- **WRITTEN TASK**: In the material below, find each line holding the string "Mayo" and copy it.

- **DATASET EXCERPTS**:
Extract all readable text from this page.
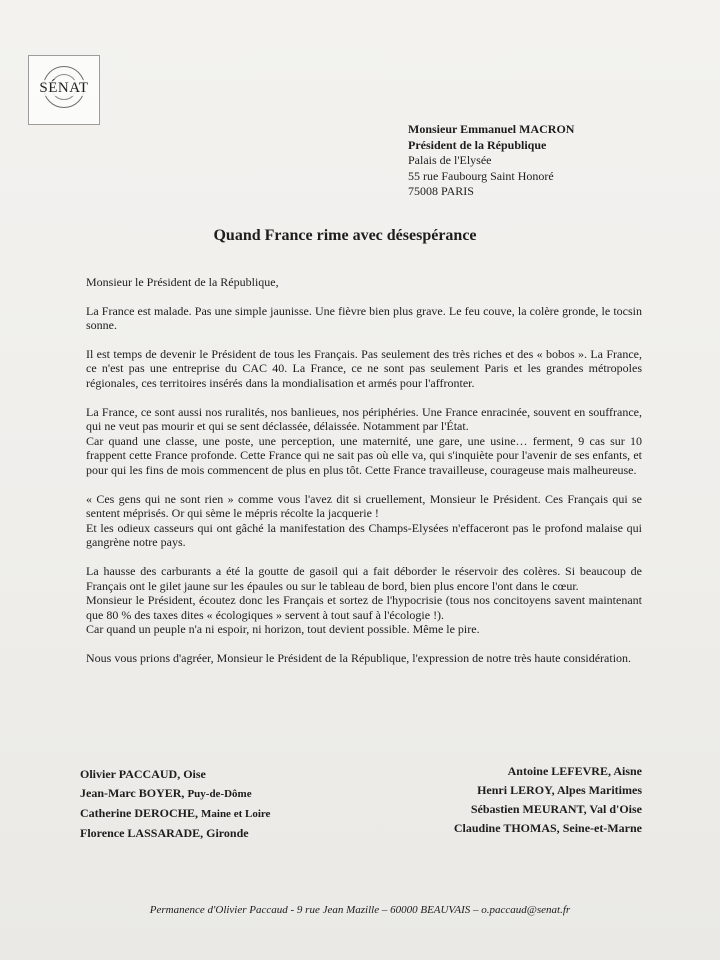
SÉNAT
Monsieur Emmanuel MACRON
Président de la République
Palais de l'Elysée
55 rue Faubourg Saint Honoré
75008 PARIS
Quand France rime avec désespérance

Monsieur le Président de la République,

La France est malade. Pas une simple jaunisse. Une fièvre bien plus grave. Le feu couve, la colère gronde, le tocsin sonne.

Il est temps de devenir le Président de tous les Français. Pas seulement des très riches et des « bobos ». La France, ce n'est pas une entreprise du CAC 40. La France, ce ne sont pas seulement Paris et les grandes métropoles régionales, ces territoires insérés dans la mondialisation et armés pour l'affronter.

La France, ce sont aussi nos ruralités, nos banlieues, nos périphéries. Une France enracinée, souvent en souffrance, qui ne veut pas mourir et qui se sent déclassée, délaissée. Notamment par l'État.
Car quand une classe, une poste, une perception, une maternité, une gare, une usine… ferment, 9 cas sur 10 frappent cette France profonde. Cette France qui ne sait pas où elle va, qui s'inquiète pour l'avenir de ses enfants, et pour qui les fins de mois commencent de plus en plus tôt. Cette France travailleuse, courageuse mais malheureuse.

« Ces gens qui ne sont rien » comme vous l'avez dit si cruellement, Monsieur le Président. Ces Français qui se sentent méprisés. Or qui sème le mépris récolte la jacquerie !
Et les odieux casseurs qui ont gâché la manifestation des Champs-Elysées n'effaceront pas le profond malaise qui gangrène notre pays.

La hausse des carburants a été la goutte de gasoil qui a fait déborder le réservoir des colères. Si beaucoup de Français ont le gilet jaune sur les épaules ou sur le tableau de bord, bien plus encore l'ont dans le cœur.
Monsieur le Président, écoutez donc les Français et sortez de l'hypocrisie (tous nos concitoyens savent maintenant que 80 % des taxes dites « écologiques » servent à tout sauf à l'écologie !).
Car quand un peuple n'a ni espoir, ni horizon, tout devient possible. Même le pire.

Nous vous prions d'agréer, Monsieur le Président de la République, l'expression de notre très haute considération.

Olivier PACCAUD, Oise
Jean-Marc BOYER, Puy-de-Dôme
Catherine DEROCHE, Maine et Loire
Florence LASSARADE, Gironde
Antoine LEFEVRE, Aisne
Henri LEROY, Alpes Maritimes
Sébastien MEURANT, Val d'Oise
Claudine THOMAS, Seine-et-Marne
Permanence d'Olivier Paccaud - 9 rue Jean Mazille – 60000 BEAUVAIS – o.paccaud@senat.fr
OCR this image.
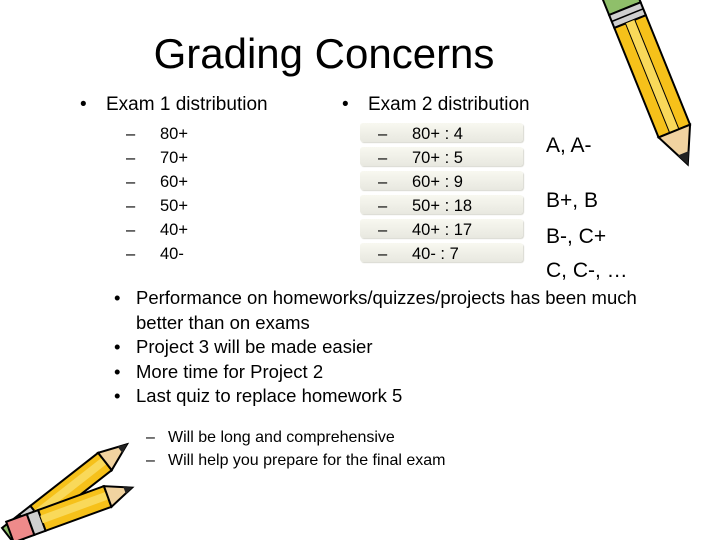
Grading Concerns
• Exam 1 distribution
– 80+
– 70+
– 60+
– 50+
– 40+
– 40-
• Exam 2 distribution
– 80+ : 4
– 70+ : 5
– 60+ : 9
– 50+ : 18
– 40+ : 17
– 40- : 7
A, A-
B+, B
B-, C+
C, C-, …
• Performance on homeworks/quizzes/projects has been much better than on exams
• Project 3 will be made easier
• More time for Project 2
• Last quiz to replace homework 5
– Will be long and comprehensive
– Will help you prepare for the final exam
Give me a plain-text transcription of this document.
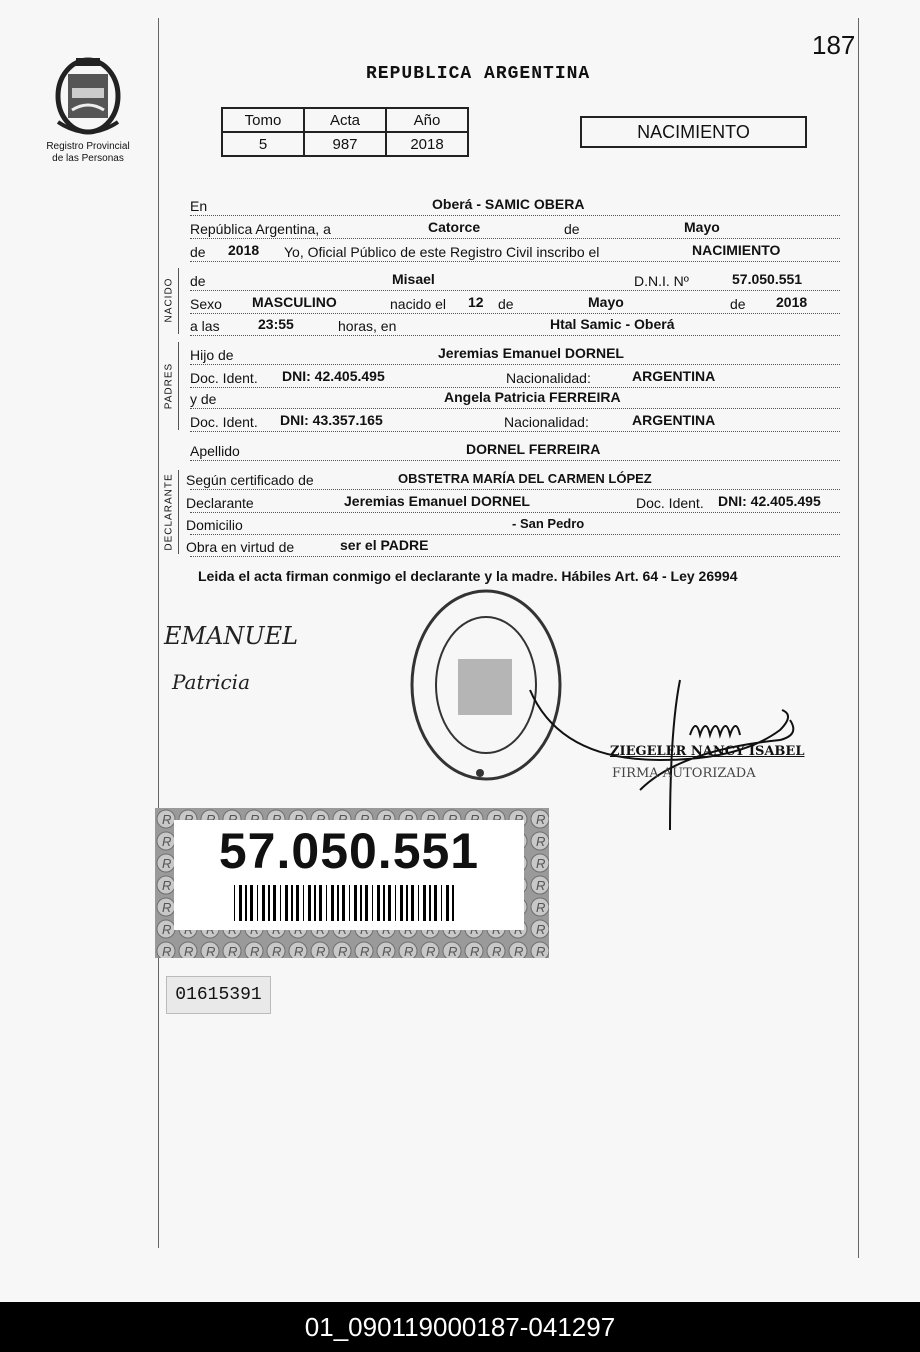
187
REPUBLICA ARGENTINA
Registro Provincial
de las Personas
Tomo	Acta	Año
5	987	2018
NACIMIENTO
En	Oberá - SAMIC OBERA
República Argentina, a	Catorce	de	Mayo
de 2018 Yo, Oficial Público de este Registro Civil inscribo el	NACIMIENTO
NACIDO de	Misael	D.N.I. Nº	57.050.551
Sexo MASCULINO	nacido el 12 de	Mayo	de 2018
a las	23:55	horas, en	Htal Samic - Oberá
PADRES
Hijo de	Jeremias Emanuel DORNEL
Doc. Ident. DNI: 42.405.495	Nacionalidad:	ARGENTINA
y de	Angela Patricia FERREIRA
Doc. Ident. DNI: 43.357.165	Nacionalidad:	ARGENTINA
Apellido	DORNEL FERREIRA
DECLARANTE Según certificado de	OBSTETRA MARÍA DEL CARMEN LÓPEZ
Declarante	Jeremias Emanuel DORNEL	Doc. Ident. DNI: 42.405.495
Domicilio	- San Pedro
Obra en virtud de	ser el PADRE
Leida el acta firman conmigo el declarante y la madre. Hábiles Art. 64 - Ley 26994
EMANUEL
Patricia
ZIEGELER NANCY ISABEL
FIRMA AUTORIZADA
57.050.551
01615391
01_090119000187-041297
--
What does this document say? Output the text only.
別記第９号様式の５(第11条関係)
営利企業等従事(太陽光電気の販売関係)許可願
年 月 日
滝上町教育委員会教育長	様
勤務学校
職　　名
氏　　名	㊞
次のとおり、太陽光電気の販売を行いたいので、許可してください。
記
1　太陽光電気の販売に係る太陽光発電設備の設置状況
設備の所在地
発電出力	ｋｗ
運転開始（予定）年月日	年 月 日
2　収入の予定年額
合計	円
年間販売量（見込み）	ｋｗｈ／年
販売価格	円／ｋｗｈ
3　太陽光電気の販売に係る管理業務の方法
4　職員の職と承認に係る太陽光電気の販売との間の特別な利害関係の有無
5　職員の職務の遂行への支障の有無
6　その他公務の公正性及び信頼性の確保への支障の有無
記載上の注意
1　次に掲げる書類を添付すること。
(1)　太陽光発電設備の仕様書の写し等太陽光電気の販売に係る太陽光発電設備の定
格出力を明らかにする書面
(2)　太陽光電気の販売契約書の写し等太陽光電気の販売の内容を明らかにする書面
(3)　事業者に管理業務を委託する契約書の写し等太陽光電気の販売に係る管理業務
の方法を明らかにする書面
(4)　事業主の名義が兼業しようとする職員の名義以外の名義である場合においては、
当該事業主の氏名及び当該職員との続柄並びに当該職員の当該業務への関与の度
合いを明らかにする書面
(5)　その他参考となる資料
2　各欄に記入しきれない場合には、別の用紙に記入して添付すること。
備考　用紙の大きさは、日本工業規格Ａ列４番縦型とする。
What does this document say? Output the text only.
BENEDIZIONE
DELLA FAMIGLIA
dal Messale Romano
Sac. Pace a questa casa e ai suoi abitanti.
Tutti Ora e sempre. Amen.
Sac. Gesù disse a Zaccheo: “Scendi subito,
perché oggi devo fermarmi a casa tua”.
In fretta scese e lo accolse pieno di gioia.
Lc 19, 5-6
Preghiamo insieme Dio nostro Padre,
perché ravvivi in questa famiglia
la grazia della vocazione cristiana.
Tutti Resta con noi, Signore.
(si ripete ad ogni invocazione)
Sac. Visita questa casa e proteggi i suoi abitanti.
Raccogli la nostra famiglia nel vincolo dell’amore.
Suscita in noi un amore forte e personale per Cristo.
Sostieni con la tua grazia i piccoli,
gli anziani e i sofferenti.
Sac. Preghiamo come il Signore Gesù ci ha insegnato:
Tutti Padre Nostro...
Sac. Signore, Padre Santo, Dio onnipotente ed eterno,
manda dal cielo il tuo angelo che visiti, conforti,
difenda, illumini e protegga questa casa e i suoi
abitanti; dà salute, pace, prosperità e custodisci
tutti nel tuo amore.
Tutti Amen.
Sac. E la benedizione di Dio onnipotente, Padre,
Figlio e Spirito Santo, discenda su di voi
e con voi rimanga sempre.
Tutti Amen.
--
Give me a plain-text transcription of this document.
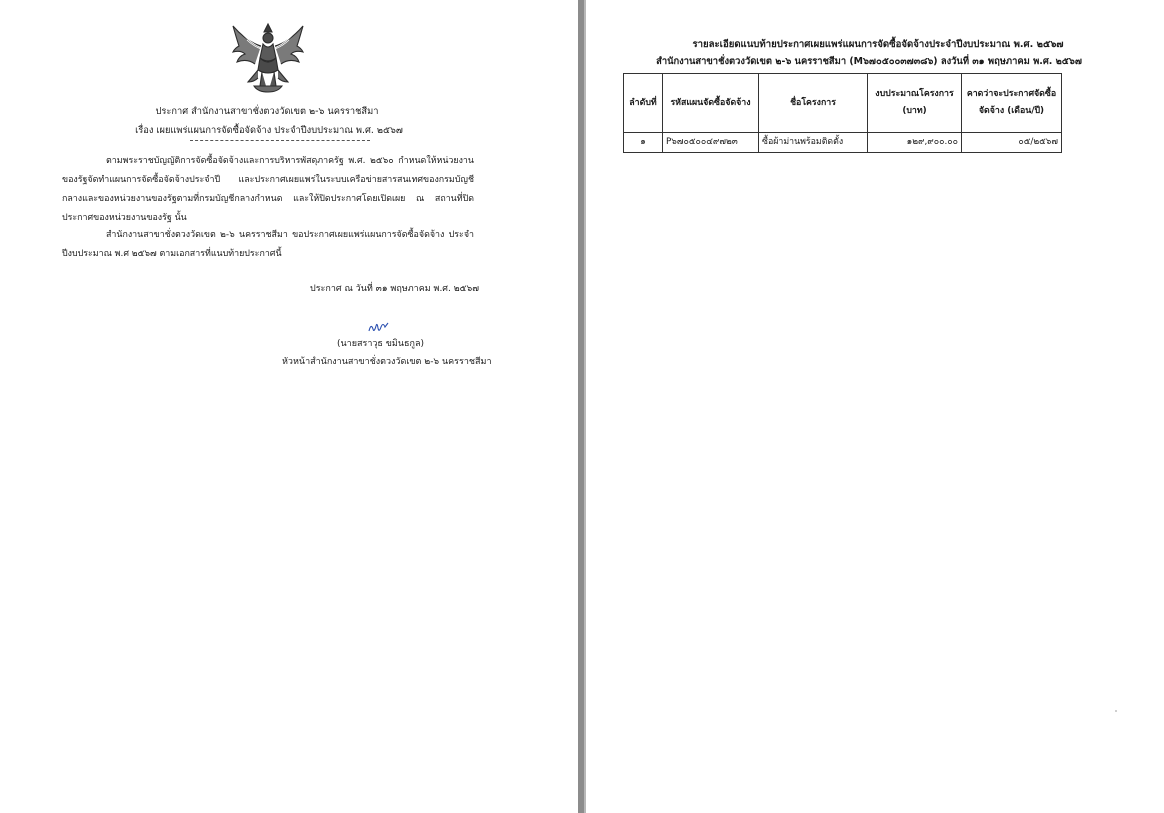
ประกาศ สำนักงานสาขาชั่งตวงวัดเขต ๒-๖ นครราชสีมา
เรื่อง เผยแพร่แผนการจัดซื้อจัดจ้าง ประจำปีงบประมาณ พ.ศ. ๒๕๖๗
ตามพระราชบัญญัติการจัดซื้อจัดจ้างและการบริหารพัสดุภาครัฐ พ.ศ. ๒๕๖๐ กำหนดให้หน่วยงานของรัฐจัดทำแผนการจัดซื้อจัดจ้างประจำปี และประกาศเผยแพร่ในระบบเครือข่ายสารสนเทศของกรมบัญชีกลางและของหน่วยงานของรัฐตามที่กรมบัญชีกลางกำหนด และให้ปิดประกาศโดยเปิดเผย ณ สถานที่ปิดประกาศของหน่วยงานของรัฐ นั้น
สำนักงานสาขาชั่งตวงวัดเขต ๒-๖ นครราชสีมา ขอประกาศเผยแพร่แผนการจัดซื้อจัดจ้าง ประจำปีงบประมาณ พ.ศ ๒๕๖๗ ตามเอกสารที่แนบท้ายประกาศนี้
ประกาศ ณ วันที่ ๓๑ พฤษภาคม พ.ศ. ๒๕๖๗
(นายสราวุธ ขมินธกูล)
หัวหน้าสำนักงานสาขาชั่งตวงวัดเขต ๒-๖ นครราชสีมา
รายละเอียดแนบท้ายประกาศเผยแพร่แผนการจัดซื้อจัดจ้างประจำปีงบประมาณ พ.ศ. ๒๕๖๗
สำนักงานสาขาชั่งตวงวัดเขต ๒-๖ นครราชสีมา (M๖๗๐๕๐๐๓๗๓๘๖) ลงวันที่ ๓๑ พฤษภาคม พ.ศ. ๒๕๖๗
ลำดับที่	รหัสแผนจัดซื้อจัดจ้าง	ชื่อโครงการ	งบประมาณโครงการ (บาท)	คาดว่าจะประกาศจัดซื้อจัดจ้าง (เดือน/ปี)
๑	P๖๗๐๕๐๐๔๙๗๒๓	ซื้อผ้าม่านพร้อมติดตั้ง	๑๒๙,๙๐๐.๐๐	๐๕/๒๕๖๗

- **EXERCISE SOLUTION**:
República Argentina, a	Catorce	de	Mayo
Sexo MASCULINO	nacido el 12 de	Mayo	de 2018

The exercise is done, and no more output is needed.